## Request
Write out the records again, exactly, leaving none out.

= = =

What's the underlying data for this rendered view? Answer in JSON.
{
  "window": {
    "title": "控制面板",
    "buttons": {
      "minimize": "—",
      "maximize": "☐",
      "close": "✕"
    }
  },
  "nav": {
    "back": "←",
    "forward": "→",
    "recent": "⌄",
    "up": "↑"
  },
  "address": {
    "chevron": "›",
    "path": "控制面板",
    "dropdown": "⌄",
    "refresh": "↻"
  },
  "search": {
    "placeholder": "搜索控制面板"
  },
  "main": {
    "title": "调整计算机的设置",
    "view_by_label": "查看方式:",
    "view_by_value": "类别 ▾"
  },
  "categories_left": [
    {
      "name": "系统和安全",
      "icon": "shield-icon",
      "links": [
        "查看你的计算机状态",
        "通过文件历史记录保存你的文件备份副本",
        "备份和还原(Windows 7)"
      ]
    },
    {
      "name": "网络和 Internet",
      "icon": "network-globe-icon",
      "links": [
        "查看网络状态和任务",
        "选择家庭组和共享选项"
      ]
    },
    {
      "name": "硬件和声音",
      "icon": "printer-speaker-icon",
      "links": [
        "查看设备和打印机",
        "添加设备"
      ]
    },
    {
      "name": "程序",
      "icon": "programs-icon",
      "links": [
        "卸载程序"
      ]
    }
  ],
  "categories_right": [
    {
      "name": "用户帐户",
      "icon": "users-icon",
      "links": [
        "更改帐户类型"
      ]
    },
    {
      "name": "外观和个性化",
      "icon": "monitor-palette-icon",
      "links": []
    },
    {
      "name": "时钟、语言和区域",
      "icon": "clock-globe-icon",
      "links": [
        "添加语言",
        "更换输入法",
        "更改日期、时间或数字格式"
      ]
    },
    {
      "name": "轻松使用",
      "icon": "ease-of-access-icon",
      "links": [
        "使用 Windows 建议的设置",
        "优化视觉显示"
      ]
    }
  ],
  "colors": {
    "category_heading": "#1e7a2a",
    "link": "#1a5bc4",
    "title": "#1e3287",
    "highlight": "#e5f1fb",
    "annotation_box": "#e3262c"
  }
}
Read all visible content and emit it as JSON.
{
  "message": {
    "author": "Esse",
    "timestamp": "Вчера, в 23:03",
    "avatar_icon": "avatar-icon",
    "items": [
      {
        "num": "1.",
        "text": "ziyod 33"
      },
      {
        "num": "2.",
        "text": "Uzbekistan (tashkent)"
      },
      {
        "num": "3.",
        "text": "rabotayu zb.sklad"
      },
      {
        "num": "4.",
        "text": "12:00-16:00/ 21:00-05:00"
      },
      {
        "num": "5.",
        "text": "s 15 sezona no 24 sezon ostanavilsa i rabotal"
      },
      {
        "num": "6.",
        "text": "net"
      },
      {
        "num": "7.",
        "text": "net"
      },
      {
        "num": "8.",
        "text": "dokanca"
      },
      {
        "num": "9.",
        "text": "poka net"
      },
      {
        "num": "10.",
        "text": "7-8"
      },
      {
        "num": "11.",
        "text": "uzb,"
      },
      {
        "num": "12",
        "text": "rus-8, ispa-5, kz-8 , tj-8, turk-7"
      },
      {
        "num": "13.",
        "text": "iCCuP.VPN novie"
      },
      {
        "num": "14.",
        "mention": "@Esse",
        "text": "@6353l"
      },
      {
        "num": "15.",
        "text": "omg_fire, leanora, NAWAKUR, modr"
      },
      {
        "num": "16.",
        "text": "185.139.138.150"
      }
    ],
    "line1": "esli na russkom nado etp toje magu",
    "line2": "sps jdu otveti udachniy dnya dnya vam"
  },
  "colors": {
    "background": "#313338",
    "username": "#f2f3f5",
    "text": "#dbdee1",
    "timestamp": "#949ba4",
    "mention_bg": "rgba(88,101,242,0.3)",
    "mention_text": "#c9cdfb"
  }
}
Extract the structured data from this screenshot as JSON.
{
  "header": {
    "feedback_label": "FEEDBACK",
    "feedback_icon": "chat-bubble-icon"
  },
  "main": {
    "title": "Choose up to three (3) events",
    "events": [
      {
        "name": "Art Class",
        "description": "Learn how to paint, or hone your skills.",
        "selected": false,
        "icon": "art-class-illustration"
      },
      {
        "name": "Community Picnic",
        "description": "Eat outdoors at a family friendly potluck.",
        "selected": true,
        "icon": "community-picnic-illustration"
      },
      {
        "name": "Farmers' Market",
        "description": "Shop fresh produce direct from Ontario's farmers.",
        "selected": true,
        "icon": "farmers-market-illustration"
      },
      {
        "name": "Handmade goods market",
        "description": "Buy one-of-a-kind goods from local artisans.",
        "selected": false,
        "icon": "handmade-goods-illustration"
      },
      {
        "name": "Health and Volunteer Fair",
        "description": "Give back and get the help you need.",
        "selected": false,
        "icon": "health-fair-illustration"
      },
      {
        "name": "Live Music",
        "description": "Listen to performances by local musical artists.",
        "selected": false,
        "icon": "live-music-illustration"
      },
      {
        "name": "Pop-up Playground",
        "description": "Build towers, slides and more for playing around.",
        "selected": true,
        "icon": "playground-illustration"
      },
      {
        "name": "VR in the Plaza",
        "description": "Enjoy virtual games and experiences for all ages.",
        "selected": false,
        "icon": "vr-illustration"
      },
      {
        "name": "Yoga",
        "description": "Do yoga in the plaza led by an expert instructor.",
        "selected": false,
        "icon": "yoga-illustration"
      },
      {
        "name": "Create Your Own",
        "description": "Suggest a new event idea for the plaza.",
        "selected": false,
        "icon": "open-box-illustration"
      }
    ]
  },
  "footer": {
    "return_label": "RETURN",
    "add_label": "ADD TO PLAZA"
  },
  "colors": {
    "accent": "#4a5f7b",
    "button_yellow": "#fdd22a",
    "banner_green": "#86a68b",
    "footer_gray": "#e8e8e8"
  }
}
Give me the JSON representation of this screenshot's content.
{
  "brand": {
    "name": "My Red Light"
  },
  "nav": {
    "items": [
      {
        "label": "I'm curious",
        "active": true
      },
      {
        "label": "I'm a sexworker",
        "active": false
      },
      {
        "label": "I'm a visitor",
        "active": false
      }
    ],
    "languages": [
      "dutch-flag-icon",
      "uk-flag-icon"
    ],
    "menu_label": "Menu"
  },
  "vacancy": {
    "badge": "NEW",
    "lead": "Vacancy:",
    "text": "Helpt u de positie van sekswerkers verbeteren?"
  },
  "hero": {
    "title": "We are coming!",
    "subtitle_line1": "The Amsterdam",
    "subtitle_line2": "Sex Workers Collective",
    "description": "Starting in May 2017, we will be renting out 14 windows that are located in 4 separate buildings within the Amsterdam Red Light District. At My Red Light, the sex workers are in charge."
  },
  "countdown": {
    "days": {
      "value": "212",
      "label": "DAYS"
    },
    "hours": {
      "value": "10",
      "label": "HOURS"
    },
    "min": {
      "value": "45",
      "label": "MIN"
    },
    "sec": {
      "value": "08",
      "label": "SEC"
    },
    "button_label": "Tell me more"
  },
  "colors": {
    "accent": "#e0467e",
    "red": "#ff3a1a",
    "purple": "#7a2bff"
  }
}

= = =

## Response
What's the underlying data for this rendered view? Answer in JSON.
{
  "window": {
    "title": "控制面板",
    "buttons": {
      "minimize": "—",
      "maximize": "☐",
      "close": "✕"
    }
  },
  "nav": {
    "back": "←",
    "forward": "→",
    "recent": "⌄",
    "up": "↑"
  },
  "address": {
    "chevron": "›",
    "path": "控制面板",
    "dropdown": "⌄",
    "refresh": "↻"
  },
  "search": {
    "placeholder": "搜索控制面板"
  },
  "main": {
    "title": "调整计算机的设置",
    "view_by_label": "查看方式:",
    "view_by_value": "类别 ▾"
  },
  "categories_left": [
    {
      "name": "系统和安全",
      "icon": "shield-icon",
      "links": [
        "查看你的计算机状态",
        "通过文件历史记录保存你的文件备份副本",
        "备份和还原(Windows 7)"
      ]
    },
    {
      "name": "网络和 Internet",
      "icon": "network-globe-icon",
      "links": [
        "查看网络状态和任务",
        "选择家庭组和共享选项"
      ]
    },
    {
      "name": "硬件和声音",
      "icon": "printer-speaker-icon",
      "links": [
        "查看设备和打印机",
        "添加设备"
      ]
    },
    {
      "name": "程序",
      "icon": "programs-icon",
      "links": [
        "卸载程序"
      ]
    }
  ],
  "categories_right": [
    {
      "name": "用户帐户",
      "icon": "users-icon",
      "links": [
        "更改帐户类型"
      ]
    },
    {
      "name": "外观和个性化",
      "icon": "monitor-palette-icon",
      "links": []
    },
    {
      "name": "时钟、语言和区域",
      "icon": "clock-globe-icon",
      "links": [
        "添加语言",
        "更换输入法",
        "更改日期、时间或数字格式"
      ]
    },
    {
      "name": "轻松使用",
      "icon": "ease-of-access-icon",
      "links": [
        "使用 Windows 建议的设置",
        "优化视觉显示"
      ]
    }
  ],
  "colors": {
    "category_heading": "#1e7a2a",
    "link": "#1a5bc4",
    "title": "#1e3287",
    "highlight": "#e5f1fb",
    "annotation_box": "#e3262c"
  }
}
Read all visible content and emit it as JSON.
{
  "message": {
    "author": "Esse",
    "timestamp": "Вчера, в 23:03",
    "avatar_icon": "avatar-icon",
    "items": [
      {
        "num": "1.",
        "text": "ziyod 33"
      },
      {
        "num": "2.",
        "text": "Uzbekistan (tashkent)"
      },
      {
        "num": "3.",
        "text": "rabotayu zb.sklad"
      },
      {
        "num": "4.",
        "text": "12:00-16:00/ 21:00-05:00"
      },
      {
        "num": "5.",
        "text": "s 15 sezona no 24 sezon ostanavilsa i rabotal"
      },
      {
        "num": "6.",
        "text": "net"
      },
      {
        "num": "7.",
        "text": "net"
      },
      {
        "num": "8.",
        "text": "dokanca"
      },
      {
        "num": "9.",
        "text": "poka net"
      },
      {
        "num": "10.",
        "text": "7-8"
      },
      {
        "num": "11.",
        "text": "uzb,"
      },
      {
        "num": "12",
        "text": "rus-8, ispa-5, kz-8 , tj-8, turk-7"
      },
      {
        "num": "13.",
        "text": "iCCuP.VPN novie"
      },
      {
        "num": "14.",
        "mention": "@Esse",
        "text": "@6353l"
      },
      {
        "num": "15.",
        "text": "omg_fire, leanora, NAWAKUR, modr"
      },
      {
        "num": "16.",
        "text": "185.139.138.150"
      }
    ],
    "line1": "esli na russkom nado etp toje magu",
    "line2": "sps jdu otveti udachniy dnya dnya vam"
  },
  "colors": {
    "background": "#313338",
    "username": "#f2f3f5",
    "text": "#dbdee1",
    "timestamp": "#949ba4",
    "mention_bg": "rgba(88,101,242,0.3)",
    "mention_text": "#c9cdfb"
  }
}
Extract the structured data from this screenshot as JSON.
{
  "header": {
    "feedback_label": "FEEDBACK",
    "feedback_icon": "chat-bubble-icon"
  },
  "main": {
    "title": "Choose up to three (3) events",
    "events": [
      {
        "name": "Art Class",
        "description": "Learn how to paint, or hone your skills.",
        "selected": false,
        "icon": "art-class-illustration"
      },
      {
        "name": "Community Picnic",
        "description": "Eat outdoors at a family friendly potluck.",
        "selected": true,
        "icon": "community-picnic-illustration"
      },
      {
        "name": "Farmers' Market",
        "description": "Shop fresh produce direct from Ontario's farmers.",
        "selected": true,
        "icon": "farmers-market-illustration"
      },
      {
        "name": "Handmade goods market",
        "description": "Buy one-of-a-kind goods from local artisans.",
        "selected": false,
        "icon": "handmade-goods-illustration"
      },
      {
        "name": "Health and Volunteer Fair",
        "description": "Give back and get the help you need.",
        "selected": false,
        "icon": "health-fair-illustration"
      },
      {
        "name": "Live Music",
        "description": "Listen to performances by local musical artists.",
        "selected": false,
        "icon": "live-music-illustration"
      },
      {
        "name": "Pop-up Playground",
        "description": "Build towers, slides and more for playing around.",
        "selected": true,
        "icon": "playground-illustration"
      },
      {
        "name": "VR in the Plaza",
        "description": "Enjoy virtual games and experiences for all ages.",
        "selected": false,
        "icon": "vr-illustration"
      },
      {
        "name": "Yoga",
        "description": "Do yoga in the plaza led by an expert instructor.",
        "selected": false,
        "icon": "yoga-illustration"
      },
      {
        "name": "Create Your Own",
        "description": "Suggest a new event idea for the plaza.",
        "selected": false,
        "icon": "open-box-illustration"
      }
    ]
  },
  "footer": {
    "return_label": "RETURN",
    "add_label": "ADD TO PLAZA"
  },
  "colors": {
    "accent": "#4a5f7b",
    "button_yellow": "#fdd22a",
    "banner_green": "#86a68b",
    "footer_gray": "#e8e8e8"
  }
}
Give me the JSON representation of this screenshot's content.
{
  "brand": {
    "name": "My Red Light"
  },
  "nav": {
    "items": [
      {
        "label": "I'm curious",
        "active": true
      },
      {
        "label": "I'm a sexworker",
        "active": false
      },
      {
        "label": "I'm a visitor",
        "active": false
      }
    ],
    "languages": [
      "dutch-flag-icon",
      "uk-flag-icon"
    ],
    "menu_label": "Menu"
  },
  "vacancy": {
    "badge": "NEW",
    "lead": "Vacancy:",
    "text": "Helpt u de positie van sekswerkers verbeteren?"
  },
  "hero": {
    "title": "We are coming!",
    "subtitle_line1": "The Amsterdam",
    "subtitle_line2": "Sex Workers Collective",
    "description": "Starting in May 2017, we will be renting out 14 windows that are located in 4 separate buildings within the Amsterdam Red Light District. At My Red Light, the sex workers are in charge."
  },
  "countdown": {
    "days": {
      "value": "212",
      "label": "DAYS"
    },
    "hours": {
      "value": "10",
      "label": "HOURS"
    },
    "min": {
      "value": "45",
      "label": "MIN"
    },
    "sec": {
      "value": "08",
      "label": "SEC"
    },
    "button_label": "Tell me more"
  },
  "colors": {
    "accent": "#e0467e",
    "red": "#ff3a1a",
    "purple": "#7a2bff"
  }
}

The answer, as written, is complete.